*Information shown*
⟨

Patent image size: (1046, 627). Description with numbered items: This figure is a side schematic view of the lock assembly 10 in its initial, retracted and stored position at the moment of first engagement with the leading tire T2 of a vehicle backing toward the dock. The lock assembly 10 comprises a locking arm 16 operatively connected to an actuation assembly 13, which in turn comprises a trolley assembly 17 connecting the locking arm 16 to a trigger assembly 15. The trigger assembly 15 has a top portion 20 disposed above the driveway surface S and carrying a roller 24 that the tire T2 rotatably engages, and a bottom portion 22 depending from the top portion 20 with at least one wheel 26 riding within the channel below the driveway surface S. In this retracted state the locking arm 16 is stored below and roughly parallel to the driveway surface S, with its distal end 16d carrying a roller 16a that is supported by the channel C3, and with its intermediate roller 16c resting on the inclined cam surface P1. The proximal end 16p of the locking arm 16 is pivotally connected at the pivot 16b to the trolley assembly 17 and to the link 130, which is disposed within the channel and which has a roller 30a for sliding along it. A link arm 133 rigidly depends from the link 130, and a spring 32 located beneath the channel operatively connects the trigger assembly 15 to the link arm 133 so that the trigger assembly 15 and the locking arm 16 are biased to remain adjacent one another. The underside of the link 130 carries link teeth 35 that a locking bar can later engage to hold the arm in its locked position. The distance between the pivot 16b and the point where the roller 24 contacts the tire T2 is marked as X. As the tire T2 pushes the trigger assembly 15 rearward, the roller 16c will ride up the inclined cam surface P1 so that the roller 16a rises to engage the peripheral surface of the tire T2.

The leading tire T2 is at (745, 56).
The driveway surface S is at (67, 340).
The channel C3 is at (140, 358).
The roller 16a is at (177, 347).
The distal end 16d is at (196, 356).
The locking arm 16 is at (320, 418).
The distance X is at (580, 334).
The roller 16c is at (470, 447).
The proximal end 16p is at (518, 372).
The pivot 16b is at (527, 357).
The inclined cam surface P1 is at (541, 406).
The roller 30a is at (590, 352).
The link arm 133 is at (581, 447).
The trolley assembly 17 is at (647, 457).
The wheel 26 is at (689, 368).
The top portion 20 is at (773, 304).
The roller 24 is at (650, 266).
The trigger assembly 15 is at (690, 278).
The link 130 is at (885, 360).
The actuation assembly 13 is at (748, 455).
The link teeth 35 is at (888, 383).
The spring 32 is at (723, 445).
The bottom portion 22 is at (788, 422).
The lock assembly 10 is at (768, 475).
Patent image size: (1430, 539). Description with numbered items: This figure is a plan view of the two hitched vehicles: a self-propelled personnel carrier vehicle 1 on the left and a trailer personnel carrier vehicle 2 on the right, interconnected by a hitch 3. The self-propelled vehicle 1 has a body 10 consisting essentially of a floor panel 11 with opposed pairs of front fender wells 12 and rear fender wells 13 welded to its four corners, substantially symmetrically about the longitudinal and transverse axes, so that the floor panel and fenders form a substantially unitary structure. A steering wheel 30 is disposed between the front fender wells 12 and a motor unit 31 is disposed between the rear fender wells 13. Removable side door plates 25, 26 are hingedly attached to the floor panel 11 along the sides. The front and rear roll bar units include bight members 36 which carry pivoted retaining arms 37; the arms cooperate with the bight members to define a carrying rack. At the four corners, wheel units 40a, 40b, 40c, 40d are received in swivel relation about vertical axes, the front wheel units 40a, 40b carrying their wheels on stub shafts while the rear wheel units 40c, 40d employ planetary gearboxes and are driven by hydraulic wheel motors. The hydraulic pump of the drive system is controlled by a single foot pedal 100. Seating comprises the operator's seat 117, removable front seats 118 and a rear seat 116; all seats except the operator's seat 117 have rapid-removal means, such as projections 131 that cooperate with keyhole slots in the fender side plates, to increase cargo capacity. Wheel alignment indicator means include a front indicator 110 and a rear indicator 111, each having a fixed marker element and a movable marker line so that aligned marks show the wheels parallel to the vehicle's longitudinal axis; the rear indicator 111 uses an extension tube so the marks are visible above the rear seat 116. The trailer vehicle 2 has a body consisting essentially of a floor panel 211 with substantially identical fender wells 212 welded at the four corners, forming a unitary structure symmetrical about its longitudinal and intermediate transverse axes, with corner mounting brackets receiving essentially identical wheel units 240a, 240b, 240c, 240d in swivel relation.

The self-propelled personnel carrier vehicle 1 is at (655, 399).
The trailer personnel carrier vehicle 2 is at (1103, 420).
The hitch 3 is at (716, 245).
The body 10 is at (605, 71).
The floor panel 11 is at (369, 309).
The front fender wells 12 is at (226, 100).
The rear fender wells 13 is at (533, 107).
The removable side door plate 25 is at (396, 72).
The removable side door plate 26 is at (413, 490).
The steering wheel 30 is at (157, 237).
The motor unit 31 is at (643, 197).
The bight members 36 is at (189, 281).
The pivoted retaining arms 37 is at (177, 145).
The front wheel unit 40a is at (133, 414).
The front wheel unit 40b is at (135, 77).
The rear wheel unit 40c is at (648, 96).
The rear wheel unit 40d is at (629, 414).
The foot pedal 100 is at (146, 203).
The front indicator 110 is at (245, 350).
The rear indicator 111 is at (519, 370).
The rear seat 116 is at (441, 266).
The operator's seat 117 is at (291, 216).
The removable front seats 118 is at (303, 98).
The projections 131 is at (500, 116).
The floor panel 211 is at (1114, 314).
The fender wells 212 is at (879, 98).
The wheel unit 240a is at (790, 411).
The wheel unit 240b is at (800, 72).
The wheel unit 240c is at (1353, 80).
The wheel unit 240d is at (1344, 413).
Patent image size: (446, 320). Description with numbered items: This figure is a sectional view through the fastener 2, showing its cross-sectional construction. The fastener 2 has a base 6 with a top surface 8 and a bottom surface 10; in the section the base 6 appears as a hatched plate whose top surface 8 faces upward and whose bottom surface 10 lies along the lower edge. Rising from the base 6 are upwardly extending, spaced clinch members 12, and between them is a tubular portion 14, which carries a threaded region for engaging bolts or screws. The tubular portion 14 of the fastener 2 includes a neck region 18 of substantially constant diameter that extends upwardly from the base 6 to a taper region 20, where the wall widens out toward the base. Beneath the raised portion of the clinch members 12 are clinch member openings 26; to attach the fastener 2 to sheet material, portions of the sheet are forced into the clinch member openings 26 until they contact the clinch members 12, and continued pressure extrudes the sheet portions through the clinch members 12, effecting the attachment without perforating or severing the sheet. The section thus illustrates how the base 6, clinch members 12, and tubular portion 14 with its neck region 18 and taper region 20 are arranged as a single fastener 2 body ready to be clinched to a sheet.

⟩

*Task prompt*
Count the lines of the records above that contain the word "driveway", and give only the number.

*Full answer*
2